Short exercise: Copy out, character for character, the stretch of rows below from the line containing "List all visible" through the line containing "volume-bar — [1940, 918, 1942, 948]", including both of those lines and nothing else.

Records to use:
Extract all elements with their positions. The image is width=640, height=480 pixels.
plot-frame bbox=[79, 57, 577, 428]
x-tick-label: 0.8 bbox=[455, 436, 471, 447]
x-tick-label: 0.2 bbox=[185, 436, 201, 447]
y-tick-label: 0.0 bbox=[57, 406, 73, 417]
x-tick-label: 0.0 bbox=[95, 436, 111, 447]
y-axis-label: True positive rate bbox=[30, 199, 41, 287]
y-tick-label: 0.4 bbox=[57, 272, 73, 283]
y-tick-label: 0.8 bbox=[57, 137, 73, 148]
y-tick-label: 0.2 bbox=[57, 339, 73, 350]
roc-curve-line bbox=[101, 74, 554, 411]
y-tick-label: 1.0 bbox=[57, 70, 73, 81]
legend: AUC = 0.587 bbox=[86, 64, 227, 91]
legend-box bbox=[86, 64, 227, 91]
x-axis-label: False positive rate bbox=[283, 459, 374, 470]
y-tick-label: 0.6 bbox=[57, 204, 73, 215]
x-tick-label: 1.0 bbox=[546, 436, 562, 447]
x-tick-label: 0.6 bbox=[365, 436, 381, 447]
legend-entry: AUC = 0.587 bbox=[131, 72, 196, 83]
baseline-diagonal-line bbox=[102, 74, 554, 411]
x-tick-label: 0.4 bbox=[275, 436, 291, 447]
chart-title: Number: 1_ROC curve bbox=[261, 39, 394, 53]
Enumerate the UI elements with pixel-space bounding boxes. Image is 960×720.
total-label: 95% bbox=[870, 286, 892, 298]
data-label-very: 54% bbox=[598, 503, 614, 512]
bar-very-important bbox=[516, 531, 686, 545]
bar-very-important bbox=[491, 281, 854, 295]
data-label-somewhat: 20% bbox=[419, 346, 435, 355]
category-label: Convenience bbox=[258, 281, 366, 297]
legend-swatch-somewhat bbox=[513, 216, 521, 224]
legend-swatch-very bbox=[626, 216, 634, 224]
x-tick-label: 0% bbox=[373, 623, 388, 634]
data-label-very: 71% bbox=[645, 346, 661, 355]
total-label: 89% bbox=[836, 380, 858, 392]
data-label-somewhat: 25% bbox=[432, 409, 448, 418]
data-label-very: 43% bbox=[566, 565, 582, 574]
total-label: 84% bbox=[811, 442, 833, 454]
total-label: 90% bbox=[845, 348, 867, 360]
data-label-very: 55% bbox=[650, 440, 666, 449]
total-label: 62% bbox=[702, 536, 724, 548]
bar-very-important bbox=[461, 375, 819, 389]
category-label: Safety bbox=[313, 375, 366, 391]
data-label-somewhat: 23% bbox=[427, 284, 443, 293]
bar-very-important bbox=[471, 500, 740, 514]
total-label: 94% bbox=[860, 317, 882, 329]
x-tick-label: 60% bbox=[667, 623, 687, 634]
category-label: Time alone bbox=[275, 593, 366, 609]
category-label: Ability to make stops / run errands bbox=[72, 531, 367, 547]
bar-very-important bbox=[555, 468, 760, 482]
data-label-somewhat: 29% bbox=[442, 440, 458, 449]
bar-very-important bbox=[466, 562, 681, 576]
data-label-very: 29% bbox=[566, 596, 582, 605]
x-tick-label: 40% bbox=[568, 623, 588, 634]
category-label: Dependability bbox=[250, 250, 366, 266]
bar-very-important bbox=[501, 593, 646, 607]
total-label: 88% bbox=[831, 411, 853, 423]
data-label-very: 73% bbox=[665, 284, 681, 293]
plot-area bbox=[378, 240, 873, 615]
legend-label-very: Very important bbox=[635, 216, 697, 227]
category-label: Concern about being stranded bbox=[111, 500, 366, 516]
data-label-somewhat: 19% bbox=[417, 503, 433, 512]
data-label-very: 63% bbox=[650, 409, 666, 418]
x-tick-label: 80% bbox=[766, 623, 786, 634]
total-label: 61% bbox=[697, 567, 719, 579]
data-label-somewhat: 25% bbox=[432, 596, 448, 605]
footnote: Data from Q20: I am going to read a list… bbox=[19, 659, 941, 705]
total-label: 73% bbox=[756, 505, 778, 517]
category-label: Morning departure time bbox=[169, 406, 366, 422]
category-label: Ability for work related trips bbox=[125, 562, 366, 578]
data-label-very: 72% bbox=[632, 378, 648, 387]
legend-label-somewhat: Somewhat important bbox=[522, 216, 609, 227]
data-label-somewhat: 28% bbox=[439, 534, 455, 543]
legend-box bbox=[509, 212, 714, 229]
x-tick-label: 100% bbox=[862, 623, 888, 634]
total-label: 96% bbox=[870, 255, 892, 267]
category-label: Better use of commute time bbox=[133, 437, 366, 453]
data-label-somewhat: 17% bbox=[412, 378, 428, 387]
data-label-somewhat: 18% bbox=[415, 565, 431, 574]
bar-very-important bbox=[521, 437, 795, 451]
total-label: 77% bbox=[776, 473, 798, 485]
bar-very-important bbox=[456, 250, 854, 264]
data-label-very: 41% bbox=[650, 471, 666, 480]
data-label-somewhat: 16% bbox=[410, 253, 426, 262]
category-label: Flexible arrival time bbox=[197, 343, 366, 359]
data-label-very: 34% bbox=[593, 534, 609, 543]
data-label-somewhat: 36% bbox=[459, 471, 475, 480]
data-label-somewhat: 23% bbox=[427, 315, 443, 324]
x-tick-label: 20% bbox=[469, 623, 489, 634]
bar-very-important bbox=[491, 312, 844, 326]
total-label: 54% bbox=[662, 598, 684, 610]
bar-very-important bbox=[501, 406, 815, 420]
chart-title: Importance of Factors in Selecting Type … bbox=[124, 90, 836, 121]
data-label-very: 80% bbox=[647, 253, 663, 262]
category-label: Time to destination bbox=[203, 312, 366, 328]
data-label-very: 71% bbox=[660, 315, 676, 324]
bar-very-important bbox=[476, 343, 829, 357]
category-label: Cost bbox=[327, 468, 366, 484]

* * *

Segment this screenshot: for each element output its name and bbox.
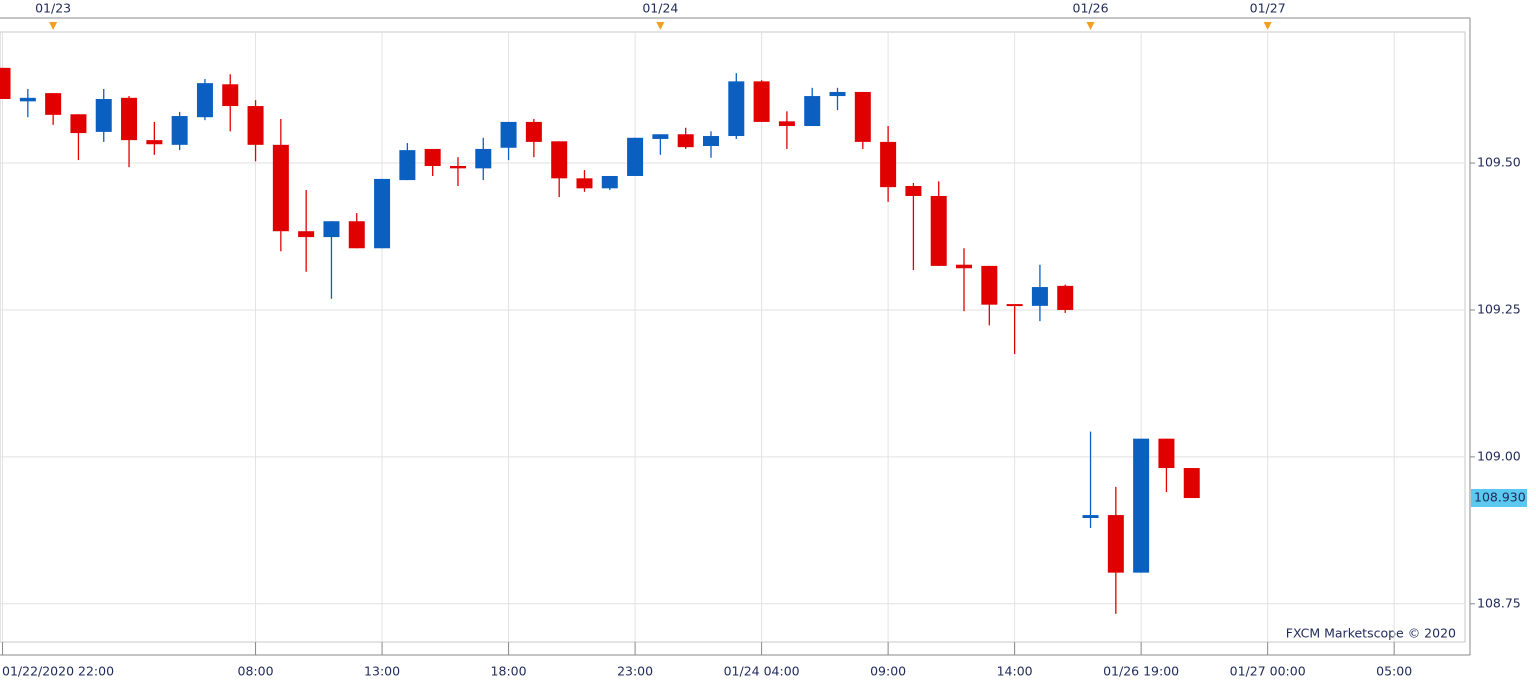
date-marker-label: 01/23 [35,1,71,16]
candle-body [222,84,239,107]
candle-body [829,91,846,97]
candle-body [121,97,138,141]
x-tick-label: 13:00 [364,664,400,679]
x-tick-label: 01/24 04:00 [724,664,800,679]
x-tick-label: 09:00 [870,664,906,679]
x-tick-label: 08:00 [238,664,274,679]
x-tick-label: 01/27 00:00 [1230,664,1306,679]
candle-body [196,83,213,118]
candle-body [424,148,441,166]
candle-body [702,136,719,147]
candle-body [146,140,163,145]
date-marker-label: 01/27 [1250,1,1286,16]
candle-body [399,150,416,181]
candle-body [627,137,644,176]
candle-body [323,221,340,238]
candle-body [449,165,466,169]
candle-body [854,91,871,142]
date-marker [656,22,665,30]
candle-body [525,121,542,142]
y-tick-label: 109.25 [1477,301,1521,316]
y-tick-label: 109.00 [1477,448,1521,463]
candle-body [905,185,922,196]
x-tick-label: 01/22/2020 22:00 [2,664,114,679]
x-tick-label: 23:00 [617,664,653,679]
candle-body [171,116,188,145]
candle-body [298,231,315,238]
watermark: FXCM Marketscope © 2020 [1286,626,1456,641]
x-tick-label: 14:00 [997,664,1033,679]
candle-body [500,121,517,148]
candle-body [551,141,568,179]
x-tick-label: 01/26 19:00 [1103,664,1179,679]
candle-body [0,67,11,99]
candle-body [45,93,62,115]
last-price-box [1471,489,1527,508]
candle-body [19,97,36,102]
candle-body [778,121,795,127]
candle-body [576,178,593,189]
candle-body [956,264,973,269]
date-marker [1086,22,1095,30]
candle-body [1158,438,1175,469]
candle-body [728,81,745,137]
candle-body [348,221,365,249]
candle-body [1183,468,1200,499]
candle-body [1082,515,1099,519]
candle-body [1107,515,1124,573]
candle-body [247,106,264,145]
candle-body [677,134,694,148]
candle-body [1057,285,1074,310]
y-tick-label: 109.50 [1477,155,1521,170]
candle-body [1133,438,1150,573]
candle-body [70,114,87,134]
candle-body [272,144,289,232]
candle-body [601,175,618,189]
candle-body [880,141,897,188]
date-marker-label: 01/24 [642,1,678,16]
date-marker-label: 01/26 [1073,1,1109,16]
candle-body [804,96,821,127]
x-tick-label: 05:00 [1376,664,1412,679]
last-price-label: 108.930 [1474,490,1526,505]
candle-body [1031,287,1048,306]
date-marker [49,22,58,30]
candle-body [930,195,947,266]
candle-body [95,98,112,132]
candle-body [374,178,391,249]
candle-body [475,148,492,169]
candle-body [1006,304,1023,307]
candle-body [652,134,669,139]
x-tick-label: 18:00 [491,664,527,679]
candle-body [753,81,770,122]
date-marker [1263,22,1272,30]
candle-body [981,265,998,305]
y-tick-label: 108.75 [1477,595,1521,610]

* * *

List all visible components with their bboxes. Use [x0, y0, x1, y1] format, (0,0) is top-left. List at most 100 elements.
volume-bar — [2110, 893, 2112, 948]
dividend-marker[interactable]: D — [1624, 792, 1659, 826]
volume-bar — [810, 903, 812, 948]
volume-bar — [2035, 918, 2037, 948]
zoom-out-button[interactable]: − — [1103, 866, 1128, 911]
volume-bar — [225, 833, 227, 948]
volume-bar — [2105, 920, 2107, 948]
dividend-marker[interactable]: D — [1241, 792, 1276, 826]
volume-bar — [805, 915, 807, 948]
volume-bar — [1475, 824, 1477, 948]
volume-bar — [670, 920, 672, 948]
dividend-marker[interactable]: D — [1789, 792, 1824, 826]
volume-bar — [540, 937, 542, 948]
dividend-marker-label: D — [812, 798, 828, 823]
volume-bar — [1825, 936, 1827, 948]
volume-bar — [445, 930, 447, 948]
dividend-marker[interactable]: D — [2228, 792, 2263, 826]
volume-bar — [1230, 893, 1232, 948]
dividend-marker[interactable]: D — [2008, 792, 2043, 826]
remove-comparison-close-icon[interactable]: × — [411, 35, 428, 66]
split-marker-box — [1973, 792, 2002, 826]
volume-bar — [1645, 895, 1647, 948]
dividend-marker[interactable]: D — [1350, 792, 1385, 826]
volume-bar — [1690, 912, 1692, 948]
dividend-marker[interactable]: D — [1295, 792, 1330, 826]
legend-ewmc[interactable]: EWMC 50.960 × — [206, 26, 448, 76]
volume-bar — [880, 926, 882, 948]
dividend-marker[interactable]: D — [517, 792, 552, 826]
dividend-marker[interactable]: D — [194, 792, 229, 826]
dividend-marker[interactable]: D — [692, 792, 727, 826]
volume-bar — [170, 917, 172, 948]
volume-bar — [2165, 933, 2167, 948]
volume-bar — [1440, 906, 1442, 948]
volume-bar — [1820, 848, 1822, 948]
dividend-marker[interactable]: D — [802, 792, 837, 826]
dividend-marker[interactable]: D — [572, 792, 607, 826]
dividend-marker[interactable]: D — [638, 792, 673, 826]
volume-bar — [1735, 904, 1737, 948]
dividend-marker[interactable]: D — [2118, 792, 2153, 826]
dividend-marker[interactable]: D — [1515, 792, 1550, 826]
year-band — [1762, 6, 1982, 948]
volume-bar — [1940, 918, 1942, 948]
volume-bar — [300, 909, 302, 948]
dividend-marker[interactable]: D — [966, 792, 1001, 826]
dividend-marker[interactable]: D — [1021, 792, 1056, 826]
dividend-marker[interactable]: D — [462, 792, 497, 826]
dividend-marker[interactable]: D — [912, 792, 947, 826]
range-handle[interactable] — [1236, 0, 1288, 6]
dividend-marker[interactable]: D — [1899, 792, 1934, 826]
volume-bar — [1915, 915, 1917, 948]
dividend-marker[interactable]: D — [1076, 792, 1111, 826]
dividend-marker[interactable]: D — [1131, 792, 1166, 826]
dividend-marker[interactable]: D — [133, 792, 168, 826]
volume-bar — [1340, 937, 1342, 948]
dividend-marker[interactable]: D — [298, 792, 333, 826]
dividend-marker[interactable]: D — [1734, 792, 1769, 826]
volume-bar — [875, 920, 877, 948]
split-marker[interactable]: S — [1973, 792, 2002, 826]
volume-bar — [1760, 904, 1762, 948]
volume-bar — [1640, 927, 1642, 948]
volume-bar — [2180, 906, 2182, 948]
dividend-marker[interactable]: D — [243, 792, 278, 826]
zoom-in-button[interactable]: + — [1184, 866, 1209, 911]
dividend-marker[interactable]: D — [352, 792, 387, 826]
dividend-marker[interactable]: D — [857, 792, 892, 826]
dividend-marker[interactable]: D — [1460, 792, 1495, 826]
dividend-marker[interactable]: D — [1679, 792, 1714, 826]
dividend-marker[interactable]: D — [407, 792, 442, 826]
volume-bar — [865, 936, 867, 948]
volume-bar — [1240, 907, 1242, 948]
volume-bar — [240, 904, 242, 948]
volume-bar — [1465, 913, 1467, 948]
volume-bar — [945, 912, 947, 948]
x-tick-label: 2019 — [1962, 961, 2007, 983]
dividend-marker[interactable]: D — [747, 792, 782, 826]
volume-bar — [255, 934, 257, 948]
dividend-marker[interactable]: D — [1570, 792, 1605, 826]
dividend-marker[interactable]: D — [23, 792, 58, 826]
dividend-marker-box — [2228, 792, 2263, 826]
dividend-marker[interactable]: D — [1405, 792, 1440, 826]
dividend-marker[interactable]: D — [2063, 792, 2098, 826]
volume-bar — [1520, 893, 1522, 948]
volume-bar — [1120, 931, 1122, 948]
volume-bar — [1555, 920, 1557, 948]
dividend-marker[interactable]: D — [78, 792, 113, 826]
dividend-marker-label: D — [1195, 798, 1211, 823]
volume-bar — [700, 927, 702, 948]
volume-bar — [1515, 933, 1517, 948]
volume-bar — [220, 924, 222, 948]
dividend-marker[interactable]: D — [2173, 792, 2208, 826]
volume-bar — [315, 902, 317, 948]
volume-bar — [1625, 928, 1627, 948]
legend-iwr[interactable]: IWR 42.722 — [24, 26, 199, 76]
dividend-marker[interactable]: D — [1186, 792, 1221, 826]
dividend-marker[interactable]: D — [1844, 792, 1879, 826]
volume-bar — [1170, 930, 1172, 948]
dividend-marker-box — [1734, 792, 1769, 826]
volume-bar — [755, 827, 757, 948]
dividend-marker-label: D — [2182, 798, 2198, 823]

Expected answer:
List all visible components with their bboxes. Use [x0, y0, x1, y1] format, (0,0) is top-left. List at most 100 elements.
volume-bar — [2110, 893, 2112, 948]
dividend-marker[interactable]: D — [1624, 792, 1659, 826]
volume-bar — [810, 903, 812, 948]
volume-bar — [2035, 918, 2037, 948]
zoom-out-button[interactable]: − — [1103, 866, 1128, 911]
volume-bar — [225, 833, 227, 948]
volume-bar — [2105, 920, 2107, 948]
dividend-marker[interactable]: D — [1241, 792, 1276, 826]
volume-bar — [805, 915, 807, 948]
volume-bar — [1475, 824, 1477, 948]
volume-bar — [670, 920, 672, 948]
dividend-marker[interactable]: D — [1789, 792, 1824, 826]
volume-bar — [540, 937, 542, 948]
dividend-marker-label: D — [812, 798, 828, 823]
volume-bar — [1825, 936, 1827, 948]
volume-bar — [445, 930, 447, 948]
dividend-marker[interactable]: D — [2228, 792, 2263, 826]
volume-bar — [1230, 893, 1232, 948]
dividend-marker[interactable]: D — [2008, 792, 2043, 826]
remove-comparison-close-icon[interactable]: × — [411, 35, 428, 66]
split-marker-box — [1973, 792, 2002, 826]
volume-bar — [1645, 895, 1647, 948]
dividend-marker[interactable]: D — [1350, 792, 1385, 826]
volume-bar — [1690, 912, 1692, 948]
dividend-marker[interactable]: D — [1295, 792, 1330, 826]
legend-ewmc[interactable]: EWMC 50.960 × — [206, 26, 448, 76]
volume-bar — [880, 926, 882, 948]
dividend-marker[interactable]: D — [517, 792, 552, 826]
dividend-marker[interactable]: D — [194, 792, 229, 826]
dividend-marker[interactable]: D — [692, 792, 727, 826]
volume-bar — [170, 917, 172, 948]
volume-bar — [2165, 933, 2167, 948]
volume-bar — [1440, 906, 1442, 948]
volume-bar — [1820, 848, 1822, 948]
dividend-marker[interactable]: D — [802, 792, 837, 826]
dividend-marker[interactable]: D — [572, 792, 607, 826]
dividend-marker[interactable]: D — [638, 792, 673, 826]
volume-bar — [1735, 904, 1737, 948]
dividend-marker[interactable]: D — [2118, 792, 2153, 826]
dividend-marker[interactable]: D — [1515, 792, 1550, 826]
year-band — [1762, 6, 1982, 948]
volume-bar — [1940, 918, 1942, 948]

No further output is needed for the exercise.